(Recorded data)
* BEGIN *

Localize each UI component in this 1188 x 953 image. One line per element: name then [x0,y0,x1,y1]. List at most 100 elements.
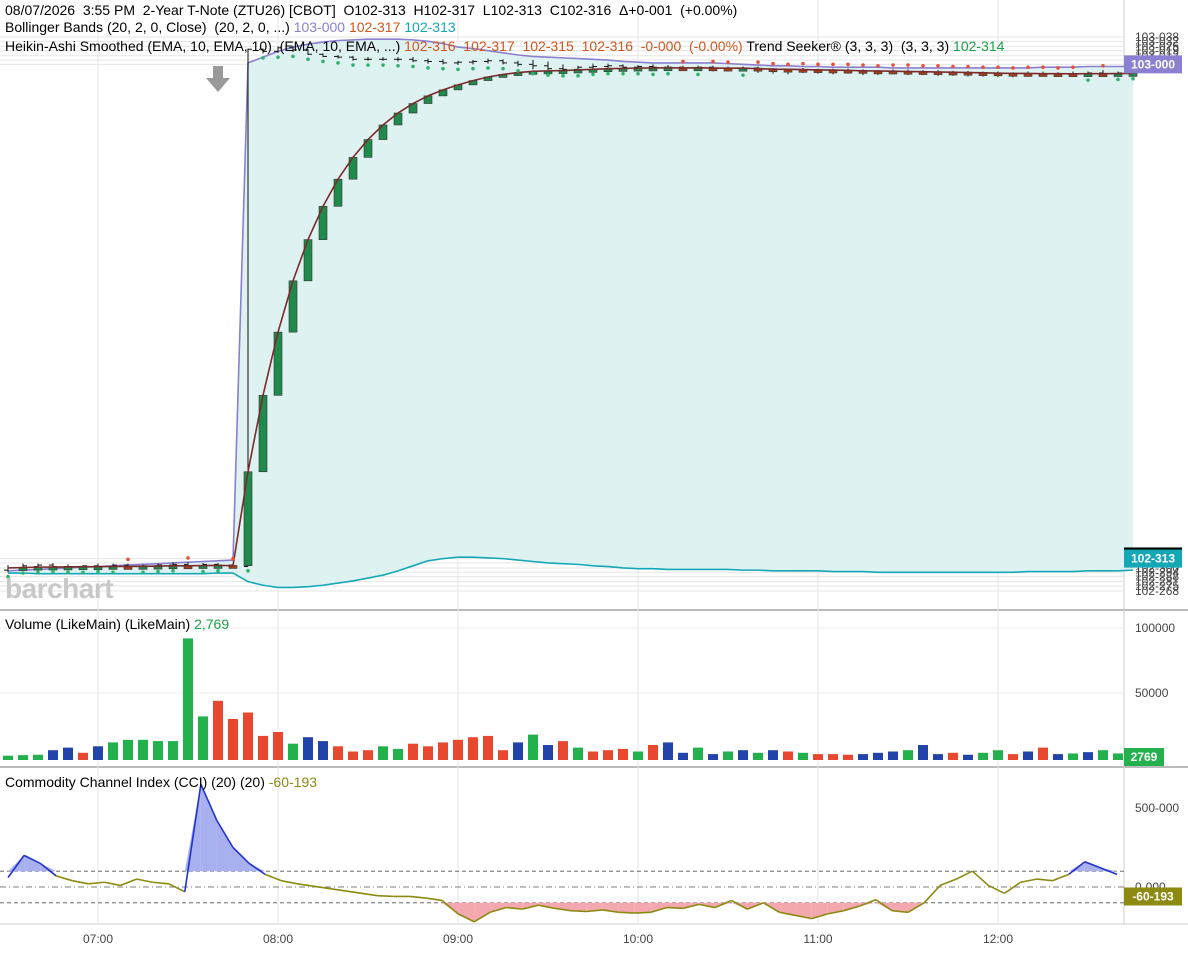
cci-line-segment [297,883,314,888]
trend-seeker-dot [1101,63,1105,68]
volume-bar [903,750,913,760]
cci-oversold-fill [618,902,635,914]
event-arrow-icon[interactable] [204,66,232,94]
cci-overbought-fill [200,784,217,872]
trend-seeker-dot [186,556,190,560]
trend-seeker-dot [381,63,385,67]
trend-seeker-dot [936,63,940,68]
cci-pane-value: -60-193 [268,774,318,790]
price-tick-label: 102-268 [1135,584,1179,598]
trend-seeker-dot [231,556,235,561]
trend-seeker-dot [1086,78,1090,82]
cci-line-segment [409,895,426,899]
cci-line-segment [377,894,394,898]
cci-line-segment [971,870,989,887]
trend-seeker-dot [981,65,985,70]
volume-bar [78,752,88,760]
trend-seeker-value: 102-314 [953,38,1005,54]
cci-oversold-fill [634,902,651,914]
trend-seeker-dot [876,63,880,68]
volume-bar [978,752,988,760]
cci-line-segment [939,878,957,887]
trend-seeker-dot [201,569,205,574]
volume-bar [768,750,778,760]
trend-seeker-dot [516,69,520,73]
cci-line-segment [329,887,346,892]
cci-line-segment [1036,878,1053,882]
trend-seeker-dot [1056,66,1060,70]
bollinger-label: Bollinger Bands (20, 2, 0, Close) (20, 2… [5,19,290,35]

* END *

Exercise task:
Copy every line of the listing above without changes, and leave the picture out.

Correct answer:
Localize each UI component in this 1188 x 953 image. One line per element: name then [x0,y0,x1,y1]. List at most 100 elements.
cci-line-segment [297,883,314,888]
trend-seeker-dot [1101,63,1105,68]
volume-bar [903,750,913,760]
cci-oversold-fill [618,902,635,914]
event-arrow-icon[interactable] [204,66,232,94]
cci-overbought-fill [200,784,217,872]
trend-seeker-dot [186,556,190,560]
trend-seeker-dot [381,63,385,67]
trend-seeker-dot [936,63,940,68]
cci-pane-value: -60-193 [268,774,318,790]
price-tick-label: 102-268 [1135,584,1179,598]
trend-seeker-dot [231,556,235,561]
trend-seeker-dot [1086,78,1090,82]
cci-line-segment [409,895,426,899]
cci-line-segment [377,894,394,898]
cci-line-segment [971,870,989,887]
trend-seeker-dot [981,65,985,70]
volume-bar [78,752,88,760]
trend-seeker-value: 102-314 [953,38,1005,54]
cci-oversold-fill [634,902,651,914]
trend-seeker-dot [876,63,880,68]
volume-bar [978,752,988,760]
cci-line-segment [939,878,957,887]
trend-seeker-dot [201,569,205,574]
volume-bar [768,750,778,760]
trend-seeker-dot [516,69,520,73]
cci-line-segment [329,887,346,892]
cci-line-segment [1036,878,1053,882]
trend-seeker-dot [1056,66,1060,70]
bollinger-label: Bollinger Bands (20, 2, 0, Close) (20, 2… [5,19,290,35]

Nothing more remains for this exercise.